- **Job**: All of the records listed below should be retyped exactly.
[Start Working data]
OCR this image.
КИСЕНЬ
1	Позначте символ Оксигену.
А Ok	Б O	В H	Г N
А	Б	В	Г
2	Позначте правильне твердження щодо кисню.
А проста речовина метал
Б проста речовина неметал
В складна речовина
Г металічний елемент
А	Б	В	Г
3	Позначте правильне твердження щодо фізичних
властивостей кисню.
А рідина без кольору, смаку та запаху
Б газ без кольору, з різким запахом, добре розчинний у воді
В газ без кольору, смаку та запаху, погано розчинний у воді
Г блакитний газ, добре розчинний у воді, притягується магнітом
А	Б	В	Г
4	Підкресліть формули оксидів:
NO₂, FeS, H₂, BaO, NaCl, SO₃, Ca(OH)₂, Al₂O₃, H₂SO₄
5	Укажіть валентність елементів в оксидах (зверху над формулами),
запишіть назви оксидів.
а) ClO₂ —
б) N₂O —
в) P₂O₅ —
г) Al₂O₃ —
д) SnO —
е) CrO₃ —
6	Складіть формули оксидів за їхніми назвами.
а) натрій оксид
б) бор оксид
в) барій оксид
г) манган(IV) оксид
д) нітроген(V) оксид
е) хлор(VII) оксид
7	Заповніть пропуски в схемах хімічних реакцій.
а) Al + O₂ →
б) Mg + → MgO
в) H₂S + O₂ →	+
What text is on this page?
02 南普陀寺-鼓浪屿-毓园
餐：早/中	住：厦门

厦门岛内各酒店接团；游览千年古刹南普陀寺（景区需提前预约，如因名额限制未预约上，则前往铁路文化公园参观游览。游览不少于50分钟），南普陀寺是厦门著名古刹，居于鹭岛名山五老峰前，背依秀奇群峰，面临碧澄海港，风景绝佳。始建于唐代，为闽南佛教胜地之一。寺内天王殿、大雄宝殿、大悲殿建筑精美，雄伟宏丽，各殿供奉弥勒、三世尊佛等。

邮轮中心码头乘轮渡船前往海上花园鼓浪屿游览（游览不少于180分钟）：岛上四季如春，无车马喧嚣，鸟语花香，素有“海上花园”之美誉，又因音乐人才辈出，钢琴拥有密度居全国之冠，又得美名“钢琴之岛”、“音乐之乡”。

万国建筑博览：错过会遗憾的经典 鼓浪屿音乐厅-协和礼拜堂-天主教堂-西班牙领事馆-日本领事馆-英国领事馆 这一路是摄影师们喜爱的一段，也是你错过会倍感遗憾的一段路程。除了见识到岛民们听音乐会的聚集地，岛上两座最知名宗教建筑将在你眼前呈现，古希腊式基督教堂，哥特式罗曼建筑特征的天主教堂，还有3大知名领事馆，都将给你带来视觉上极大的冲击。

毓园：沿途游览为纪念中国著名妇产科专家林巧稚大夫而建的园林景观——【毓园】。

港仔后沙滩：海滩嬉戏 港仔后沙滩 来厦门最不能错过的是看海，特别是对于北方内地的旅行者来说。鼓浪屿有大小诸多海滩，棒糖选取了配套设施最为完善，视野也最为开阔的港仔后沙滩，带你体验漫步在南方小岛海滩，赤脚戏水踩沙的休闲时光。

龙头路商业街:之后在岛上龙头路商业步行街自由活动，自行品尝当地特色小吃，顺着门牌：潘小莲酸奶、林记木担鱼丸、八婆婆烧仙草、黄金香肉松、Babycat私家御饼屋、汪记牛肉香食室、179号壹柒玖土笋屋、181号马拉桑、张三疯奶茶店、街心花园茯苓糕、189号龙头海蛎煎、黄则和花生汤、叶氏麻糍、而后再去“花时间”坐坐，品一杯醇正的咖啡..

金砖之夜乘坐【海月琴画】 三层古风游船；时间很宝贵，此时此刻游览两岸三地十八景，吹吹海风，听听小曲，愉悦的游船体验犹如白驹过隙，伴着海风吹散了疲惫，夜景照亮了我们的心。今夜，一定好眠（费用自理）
[End Working data]
- **Result for this exercise**:
OCR this image.
КИСЕНЬ
1	Позначте символ Оксигену.
А Ok	Б O	В H	Г N
А	Б	В	Г
2	Позначте правильне твердження щодо кисню.
А проста речовина метал
Б проста речовина неметал
В складна речовина
Г металічний елемент
А	Б	В	Г
3	Позначте правильне твердження щодо фізичних
властивостей кисню.
А рідина без кольору, смаку та запаху
Б газ без кольору, з різким запахом, добре розчинний у воді
В газ без кольору, смаку та запаху, погано розчинний у воді
Г блакитний газ, добре розчинний у воді, притягується магнітом
А	Б	В	Г
4	Підкресліть формули оксидів:
NO₂, FeS, H₂, BaO, NaCl, SO₃, Ca(OH)₂, Al₂O₃, H₂SO₄
5	Укажіть валентність елементів в оксидах (зверху над формулами),
запишіть назви оксидів.
а) ClO₂ —
б) N₂O —
в) P₂O₅ —
г) Al₂O₃ —
д) SnO —
е) CrO₃ —
6	Складіть формули оксидів за їхніми назвами.
а) натрій оксид
б) бор оксид
в) барій оксид
г) манган(IV) оксид
д) нітроген(V) оксид
е) хлор(VII) оксид
7	Заповніть пропуски в схемах хімічних реакцій.
а) Al + O₂ →
б) Mg + → MgO
в) H₂S + O₂ →	+
What text is on this page?
02 南普陀寺-鼓浪屿-毓园
餐：早/中	住：厦门

厦门岛内各酒店接团；游览千年古刹南普陀寺（景区需提前预约，如因名额限制未预约上，则前往铁路文化公园参观游览。游览不少于50分钟），南普陀寺是厦门著名古刹，居于鹭岛名山五老峰前，背依秀奇群峰，面临碧澄海港，风景绝佳。始建于唐代，为闽南佛教胜地之一。寺内天王殿、大雄宝殿、大悲殿建筑精美，雄伟宏丽，各殿供奉弥勒、三世尊佛等。

邮轮中心码头乘轮渡船前往海上花园鼓浪屿游览（游览不少于180分钟）：岛上四季如春，无车马喧嚣，鸟语花香，素有“海上花园”之美誉，又因音乐人才辈出，钢琴拥有密度居全国之冠，又得美名“钢琴之岛”、“音乐之乡”。

万国建筑博览：错过会遗憾的经典 鼓浪屿音乐厅-协和礼拜堂-天主教堂-西班牙领事馆-日本领事馆-英国领事馆 这一路是摄影师们喜爱的一段，也是你错过会倍感遗憾的一段路程。除了见识到岛民们听音乐会的聚集地，岛上两座最知名宗教建筑将在你眼前呈现，古希腊式基督教堂，哥特式罗曼建筑特征的天主教堂，还有3大知名领事馆，都将给你带来视觉上极大的冲击。

毓园：沿途游览为纪念中国著名妇产科专家林巧稚大夫而建的园林景观——【毓园】。

港仔后沙滩：海滩嬉戏 港仔后沙滩 来厦门最不能错过的是看海，特别是对于北方内地的旅行者来说。鼓浪屿有大小诸多海滩，棒糖选取了配套设施最为完善，视野也最为开阔的港仔后沙滩，带你体验漫步在南方小岛海滩，赤脚戏水踩沙的休闲时光。

龙头路商业街:之后在岛上龙头路商业步行街自由活动，自行品尝当地特色小吃，顺着门牌：潘小莲酸奶、林记木担鱼丸、八婆婆烧仙草、黄金香肉松、Babycat私家御饼屋、汪记牛肉香食室、179号壹柒玖土笋屋、181号马拉桑、张三疯奶茶店、街心花园茯苓糕、189号龙头海蛎煎、黄则和花生汤、叶氏麻糍、而后再去“花时间”坐坐，品一杯醇正的咖啡..

金砖之夜乘坐【海月琴画】 三层古风游船；时间很宝贵，此时此刻游览两岸三地十八景，吹吹海风，听听小曲，愉悦的游船体验犹如白驹过隙，伴着海风吹散了疲惫，夜景照亮了我们的心。今夜，一定好眠（费用自理）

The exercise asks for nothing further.